## Source material
* * * * * * *

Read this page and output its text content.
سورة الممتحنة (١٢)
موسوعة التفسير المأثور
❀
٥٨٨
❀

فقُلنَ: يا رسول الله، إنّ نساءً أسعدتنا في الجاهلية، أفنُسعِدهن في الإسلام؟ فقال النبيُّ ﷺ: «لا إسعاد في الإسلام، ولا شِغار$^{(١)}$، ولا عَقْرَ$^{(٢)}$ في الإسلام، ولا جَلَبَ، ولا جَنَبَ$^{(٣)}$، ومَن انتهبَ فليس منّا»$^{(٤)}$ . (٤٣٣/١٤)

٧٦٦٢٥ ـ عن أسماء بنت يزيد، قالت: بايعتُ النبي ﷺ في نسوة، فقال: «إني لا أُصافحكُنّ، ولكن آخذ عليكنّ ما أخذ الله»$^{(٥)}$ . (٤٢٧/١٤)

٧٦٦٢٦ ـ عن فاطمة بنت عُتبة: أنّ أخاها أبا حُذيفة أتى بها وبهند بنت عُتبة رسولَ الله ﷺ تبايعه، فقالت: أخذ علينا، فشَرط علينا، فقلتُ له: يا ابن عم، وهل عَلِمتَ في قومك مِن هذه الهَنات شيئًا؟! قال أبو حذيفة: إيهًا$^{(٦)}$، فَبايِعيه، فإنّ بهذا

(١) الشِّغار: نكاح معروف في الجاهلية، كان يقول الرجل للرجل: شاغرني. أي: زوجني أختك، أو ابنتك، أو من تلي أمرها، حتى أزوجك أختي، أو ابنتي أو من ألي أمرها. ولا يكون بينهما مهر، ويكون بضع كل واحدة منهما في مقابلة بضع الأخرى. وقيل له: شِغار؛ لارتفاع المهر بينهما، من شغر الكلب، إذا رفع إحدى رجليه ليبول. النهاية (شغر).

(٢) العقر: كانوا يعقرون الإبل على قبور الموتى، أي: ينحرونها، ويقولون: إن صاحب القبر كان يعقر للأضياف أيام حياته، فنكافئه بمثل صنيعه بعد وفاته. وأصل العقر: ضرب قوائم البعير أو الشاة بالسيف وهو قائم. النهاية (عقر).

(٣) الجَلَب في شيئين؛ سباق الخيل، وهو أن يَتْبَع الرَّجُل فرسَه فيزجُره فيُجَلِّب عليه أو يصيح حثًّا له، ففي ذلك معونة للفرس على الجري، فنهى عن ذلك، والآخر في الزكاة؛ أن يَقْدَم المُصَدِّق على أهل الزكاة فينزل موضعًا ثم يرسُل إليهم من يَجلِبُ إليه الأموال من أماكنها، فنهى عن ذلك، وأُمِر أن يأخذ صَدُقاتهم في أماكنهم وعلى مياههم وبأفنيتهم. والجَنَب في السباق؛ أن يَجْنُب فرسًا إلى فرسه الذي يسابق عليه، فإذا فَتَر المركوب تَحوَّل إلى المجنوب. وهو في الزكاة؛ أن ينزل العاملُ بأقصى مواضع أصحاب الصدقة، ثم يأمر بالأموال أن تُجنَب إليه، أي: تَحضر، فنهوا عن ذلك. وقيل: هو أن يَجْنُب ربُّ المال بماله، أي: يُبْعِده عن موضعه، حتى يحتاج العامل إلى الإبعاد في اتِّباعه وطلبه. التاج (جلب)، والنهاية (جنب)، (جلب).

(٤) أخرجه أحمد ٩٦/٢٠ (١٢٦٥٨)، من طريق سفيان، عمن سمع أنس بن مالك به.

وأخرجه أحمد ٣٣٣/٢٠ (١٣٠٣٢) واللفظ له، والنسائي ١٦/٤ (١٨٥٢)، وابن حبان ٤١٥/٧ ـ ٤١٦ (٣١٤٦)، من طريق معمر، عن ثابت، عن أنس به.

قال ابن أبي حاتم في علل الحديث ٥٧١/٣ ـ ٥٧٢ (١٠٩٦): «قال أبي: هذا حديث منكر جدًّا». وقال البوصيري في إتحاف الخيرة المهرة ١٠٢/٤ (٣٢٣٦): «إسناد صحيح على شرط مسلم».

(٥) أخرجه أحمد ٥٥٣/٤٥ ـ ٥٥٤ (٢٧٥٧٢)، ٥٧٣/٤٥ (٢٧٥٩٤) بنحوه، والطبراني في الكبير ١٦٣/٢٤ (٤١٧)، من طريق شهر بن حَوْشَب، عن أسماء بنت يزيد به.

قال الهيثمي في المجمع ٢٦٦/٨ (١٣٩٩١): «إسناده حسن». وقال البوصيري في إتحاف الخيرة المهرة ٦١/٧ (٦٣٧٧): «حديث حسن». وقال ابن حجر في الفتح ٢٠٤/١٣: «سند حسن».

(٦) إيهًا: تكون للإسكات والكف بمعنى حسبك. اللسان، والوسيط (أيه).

* * * * * * *

## Exercise prompt
Copy all of the material word for word.

## The result
Read this page and output its text content.
سورة الممتحنة (١٢)
موسوعة التفسير المأثور
❀
٥٨٨
❀

فقُلنَ: يا رسول الله، إنّ نساءً أسعدتنا في الجاهلية، أفنُسعِدهن في الإسلام؟ فقال النبيُّ ﷺ: «لا إسعاد في الإسلام، ولا شِغار$^{(١)}$، ولا عَقْرَ$^{(٢)}$ في الإسلام، ولا جَلَبَ، ولا جَنَبَ$^{(٣)}$، ومَن انتهبَ فليس منّا»$^{(٤)}$ . (٤٣٣/١٤)

٧٦٦٢٥ ـ عن أسماء بنت يزيد، قالت: بايعتُ النبي ﷺ في نسوة، فقال: «إني لا أُصافحكُنّ، ولكن آخذ عليكنّ ما أخذ الله»$^{(٥)}$ . (٤٢٧/١٤)

٧٦٦٢٦ ـ عن فاطمة بنت عُتبة: أنّ أخاها أبا حُذيفة أتى بها وبهند بنت عُتبة رسولَ الله ﷺ تبايعه، فقالت: أخذ علينا، فشَرط علينا، فقلتُ له: يا ابن عم، وهل عَلِمتَ في قومك مِن هذه الهَنات شيئًا؟! قال أبو حذيفة: إيهًا$^{(٦)}$، فَبايِعيه، فإنّ بهذا

(١) الشِّغار: نكاح معروف في الجاهلية، كان يقول الرجل للرجل: شاغرني. أي: زوجني أختك، أو ابنتك، أو من تلي أمرها، حتى أزوجك أختي، أو ابنتي أو من ألي أمرها. ولا يكون بينهما مهر، ويكون بضع كل واحدة منهما في مقابلة بضع الأخرى. وقيل له: شِغار؛ لارتفاع المهر بينهما، من شغر الكلب، إذا رفع إحدى رجليه ليبول. النهاية (شغر).

(٢) العقر: كانوا يعقرون الإبل على قبور الموتى، أي: ينحرونها، ويقولون: إن صاحب القبر كان يعقر للأضياف أيام حياته، فنكافئه بمثل صنيعه بعد وفاته. وأصل العقر: ضرب قوائم البعير أو الشاة بالسيف وهو قائم. النهاية (عقر).

(٣) الجَلَب في شيئين؛ سباق الخيل، وهو أن يَتْبَع الرَّجُل فرسَه فيزجُره فيُجَلِّب عليه أو يصيح حثًّا له، ففي ذلك معونة للفرس على الجري، فنهى عن ذلك، والآخر في الزكاة؛ أن يَقْدَم المُصَدِّق على أهل الزكاة فينزل موضعًا ثم يرسُل إليهم من يَجلِبُ إليه الأموال من أماكنها، فنهى عن ذلك، وأُمِر أن يأخذ صَدُقاتهم في أماكنهم وعلى مياههم وبأفنيتهم. والجَنَب في السباق؛ أن يَجْنُب فرسًا إلى فرسه الذي يسابق عليه، فإذا فَتَر المركوب تَحوَّل إلى المجنوب. وهو في الزكاة؛ أن ينزل العاملُ بأقصى مواضع أصحاب الصدقة، ثم يأمر بالأموال أن تُجنَب إليه، أي: تَحضر، فنهوا عن ذلك. وقيل: هو أن يَجْنُب ربُّ المال بماله، أي: يُبْعِده عن موضعه، حتى يحتاج العامل إلى الإبعاد في اتِّباعه وطلبه. التاج (جلب)، والنهاية (جنب)، (جلب).

(٤) أخرجه أحمد ٩٦/٢٠ (١٢٦٥٨)، من طريق سفيان، عمن سمع أنس بن مالك به.

وأخرجه أحمد ٣٣٣/٢٠ (١٣٠٣٢) واللفظ له، والنسائي ١٦/٤ (١٨٥٢)، وابن حبان ٤١٥/٧ ـ ٤١٦ (٣١٤٦)، من طريق معمر، عن ثابت، عن أنس به.

قال ابن أبي حاتم في علل الحديث ٥٧١/٣ ـ ٥٧٢ (١٠٩٦): «قال أبي: هذا حديث منكر جدًّا». وقال البوصيري في إتحاف الخيرة المهرة ١٠٢/٤ (٣٢٣٦): «إسناد صحيح على شرط مسلم».

(٥) أخرجه أحمد ٥٥٣/٤٥ ـ ٥٥٤ (٢٧٥٧٢)، ٥٧٣/٤٥ (٢٧٥٩٤) بنحوه، والطبراني في الكبير ١٦٣/٢٤ (٤١٧)، من طريق شهر بن حَوْشَب، عن أسماء بنت يزيد به.

قال الهيثمي في المجمع ٢٦٦/٨ (١٣٩٩١): «إسناده حسن». وقال البوصيري في إتحاف الخيرة المهرة ٦١/٧ (٦٣٧٧): «حديث حسن». وقال ابن حجر في الفتح ٢٠٤/١٣: «سند حسن».

(٦) إيهًا: تكون للإسكات والكف بمعنى حسبك. اللسان، والوسيط (أيه).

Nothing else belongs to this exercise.